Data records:
--*--
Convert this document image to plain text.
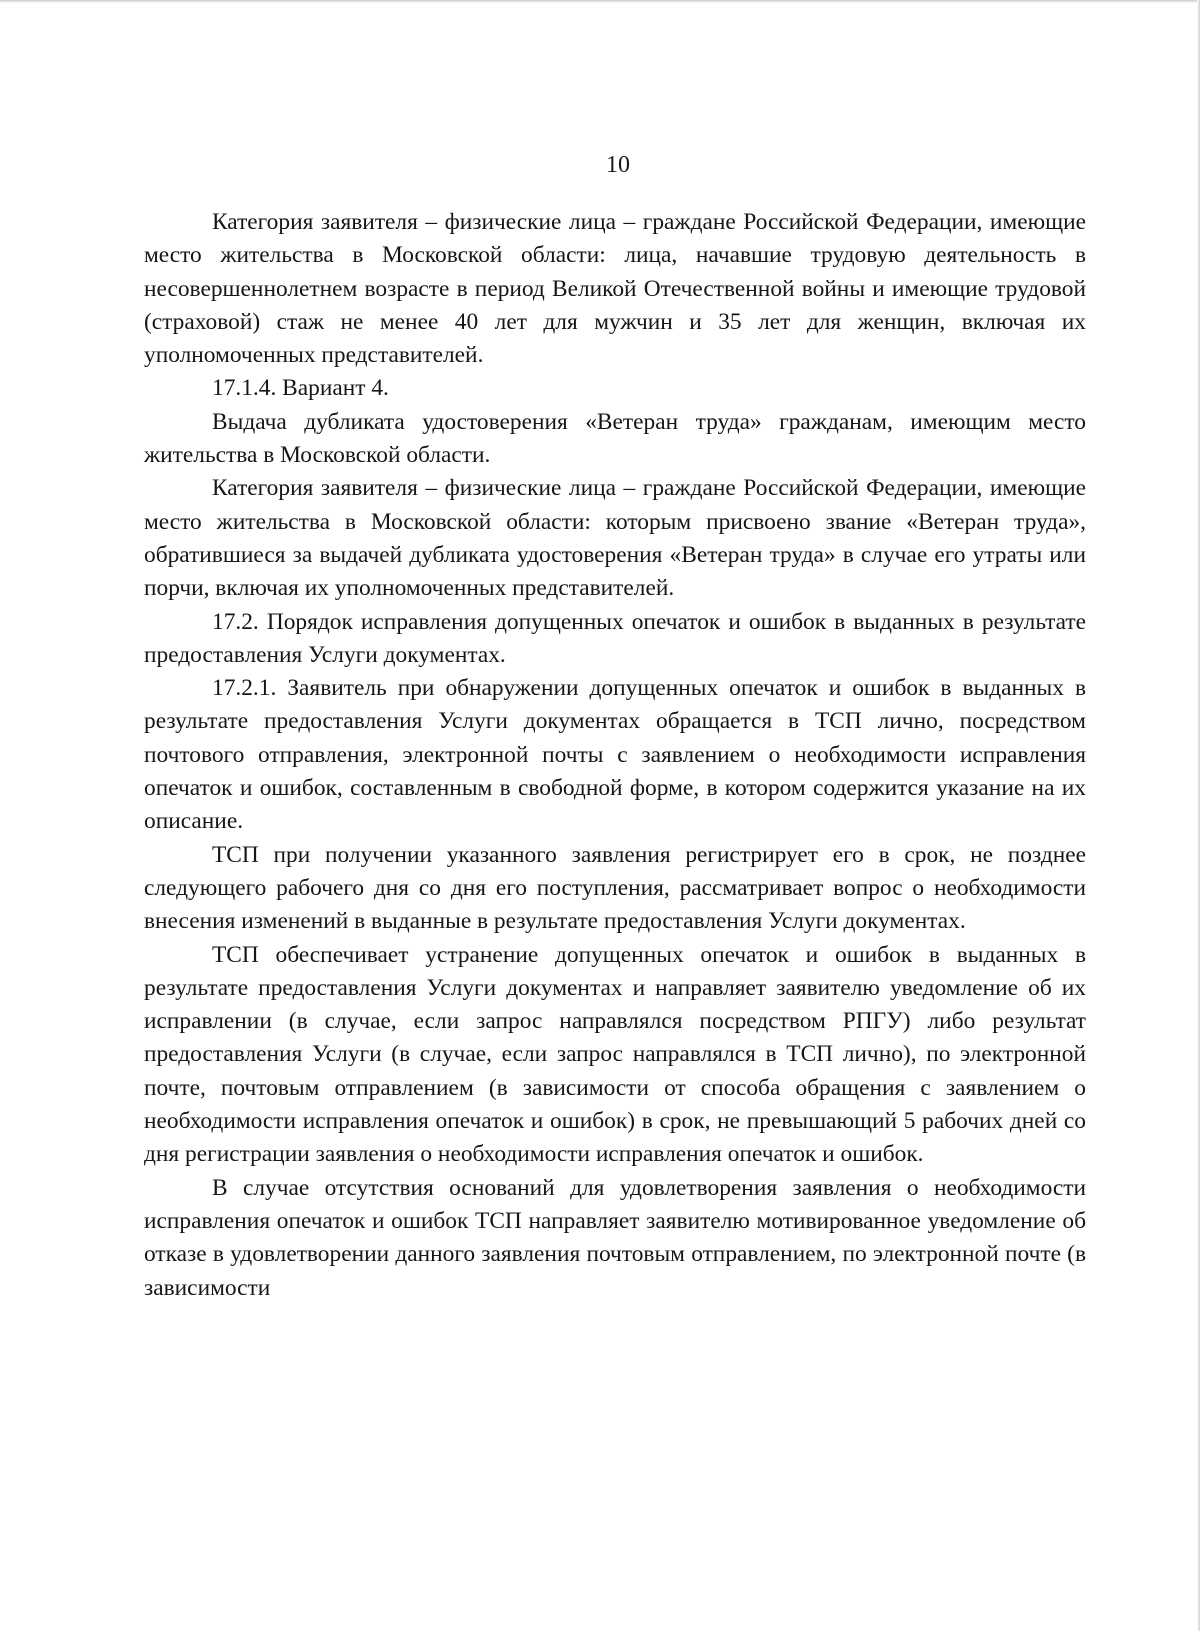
10

Категория заявителя – физические лица – граждане Российской Федерации, имеющие место жительства в Московской области: лица, начавшие трудовую деятельность в несовершеннолетнем возрасте в период Великой Отечественной войны и имеющие трудовой (страховой) стаж не менее 40 лет для мужчин и 35 лет для женщин, включая их уполномоченных представителей.

17.1.4. Вариант 4.

Выдача дубликата удостоверения «Ветеран труда» гражданам, имеющим место жительства в Московской области.

Категория заявителя – физические лица – граждане Российской Федерации, имеющие место жительства в Московской области: которым присвоено звание «Ветеран труда», обратившиеся за выдачей дубликата удостоверения «Ветеран труда» в случае его утраты или порчи, включая их уполномоченных представителей.

17.2. Порядок исправления допущенных опечаток и ошибок в выданных в результате предоставления Услуги документах.

17.2.1. Заявитель при обнаружении допущенных опечаток и ошибок в выданных в результате предоставления Услуги документах обращается в ТСП лично, посредством почтового отправления, электронной почты с заявлением о необходимости исправления опечаток и ошибок, составленным в свободной форме, в котором содержится указание на их описание.

ТСП при получении указанного заявления регистрирует его в срок, не позднее следующего рабочего дня со дня его поступления, рассматривает вопрос о необходимости внесения изменений в выданные в результате предоставления Услуги документах.

ТСП обеспечивает устранение допущенных опечаток и ошибок в выданных в результате предоставления Услуги документах и направляет заявителю уведомление об их исправлении (в случае, если запрос направлялся посредством РПГУ) либо результат предоставления Услуги (в случае, если запрос направлялся в ТСП лично), по электронной почте, почтовым отправлением (в зависимости от способа обращения с заявлением о необходимости исправления опечаток и ошибок) в срок, не превышающий 5 рабочих дней со дня регистрации заявления о необходимости исправления опечаток и ошибок.

В случае отсутствия оснований для удовлетворения заявления о необходимости исправления опечаток и ошибок ТСП направляет заявителю мотивированное уведомление об отказе в удовлетворении данного заявления почтовым отправлением, по электронной почте (в зависимости
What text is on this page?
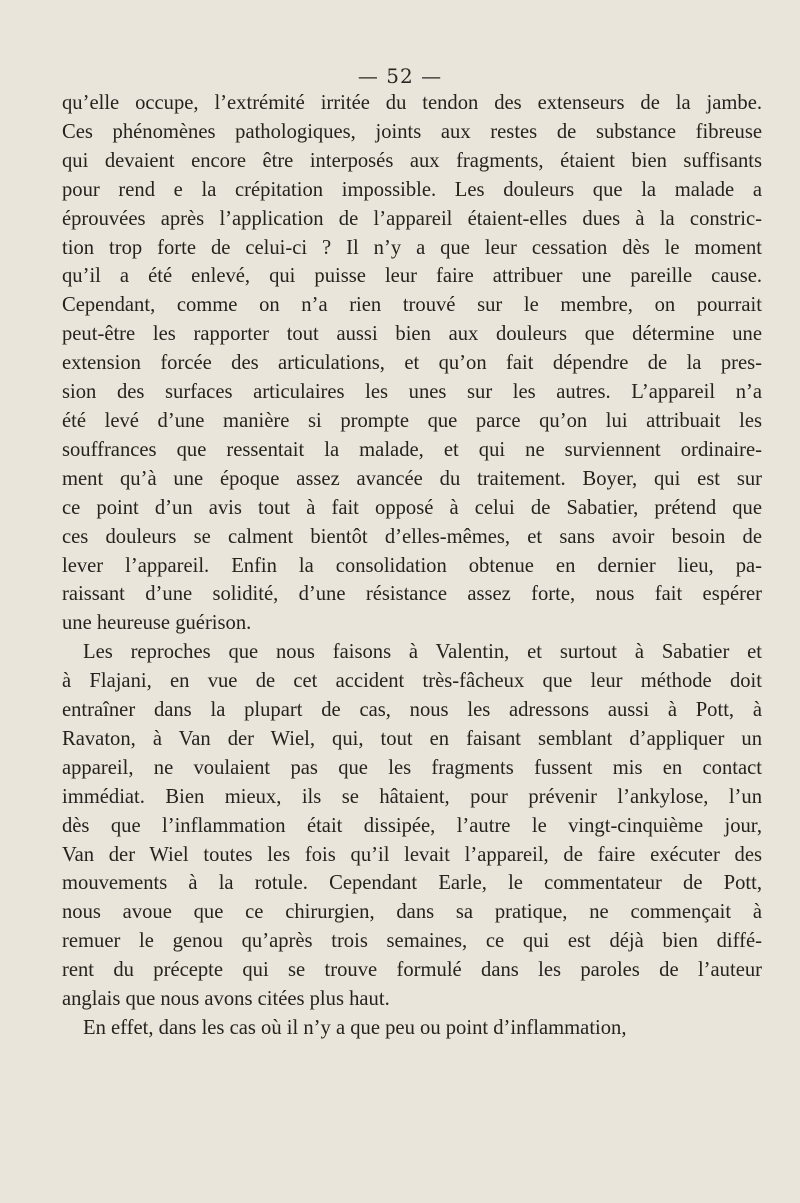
— 52 —
qu’elle occupe, l’extrémité irritée du tendon des extenseurs de la jambe.
Ces phénomènes pathologiques, joints aux restes de substance fibreuse
qui devaient encore être interposés aux fragments, étaient bien suffisants
pour rend e la crépitation impossible. Les douleurs que la malade a
éprouvées après l’application de l’appareil étaient-elles dues à la constric-
tion trop forte de celui-ci ? Il n’y a que leur cessation dès le moment
qu’il a été enlevé, qui puisse leur faire attribuer une pareille cause.
Cependant, comme on n’a rien trouvé sur le membre, on pourrait
peut-être les rapporter tout aussi bien aux douleurs que détermine une
extension forcée des articulations, et qu’on fait dépendre de la pres-
sion des surfaces articulaires les unes sur les autres. L’appareil n’a
été levé d’une manière si prompte que parce qu’on lui attribuait les
souffrances que ressentait la malade, et qui ne surviennent ordinaire-
ment qu’à une époque assez avancée du traitement. Boyer, qui est sur
ce point d’un avis tout à fait opposé à celui de Sabatier, prétend que
ces douleurs se calment bientôt d’elles-mêmes, et sans avoir besoin de
lever l’appareil. Enfin la consolidation obtenue en dernier lieu, pa-
raissant d’une solidité, d’une résistance assez forte, nous fait espérer
une heureuse guérison.
Les reproches que nous faisons à Valentin, et surtout à Sabatier et
à Flajani, en vue de cet accident très-fâcheux que leur méthode doit
entraîner dans la plupart de cas, nous les adressons aussi à Pott, à
Ravaton, à Van der Wiel, qui, tout en faisant semblant d’appliquer un
appareil, ne voulaient pas que les fragments fussent mis en contact
immédiat. Bien mieux, ils se hâtaient, pour prévenir l’ankylose, l’un
dès que l’inflammation était dissipée, l’autre le vingt-cinquième jour,
Van der Wiel toutes les fois qu’il levait l’appareil, de faire exécuter des
mouvements à la rotule. Cependant Earle, le commentateur de Pott,
nous avoue que ce chirurgien, dans sa pratique, ne commençait à
remuer le genou qu’après trois semaines, ce qui est déjà bien diffé-
rent du précepte qui se trouve formulé dans les paroles de l’auteur
anglais que nous avons citées plus haut.
En effet, dans les cas où il n’y a que peu ou point d’inflammation,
--*--
◆ What you need to do ◆
Report how many lines of the data hold the string "être"; give only the number.

◆ Answer below ◆
2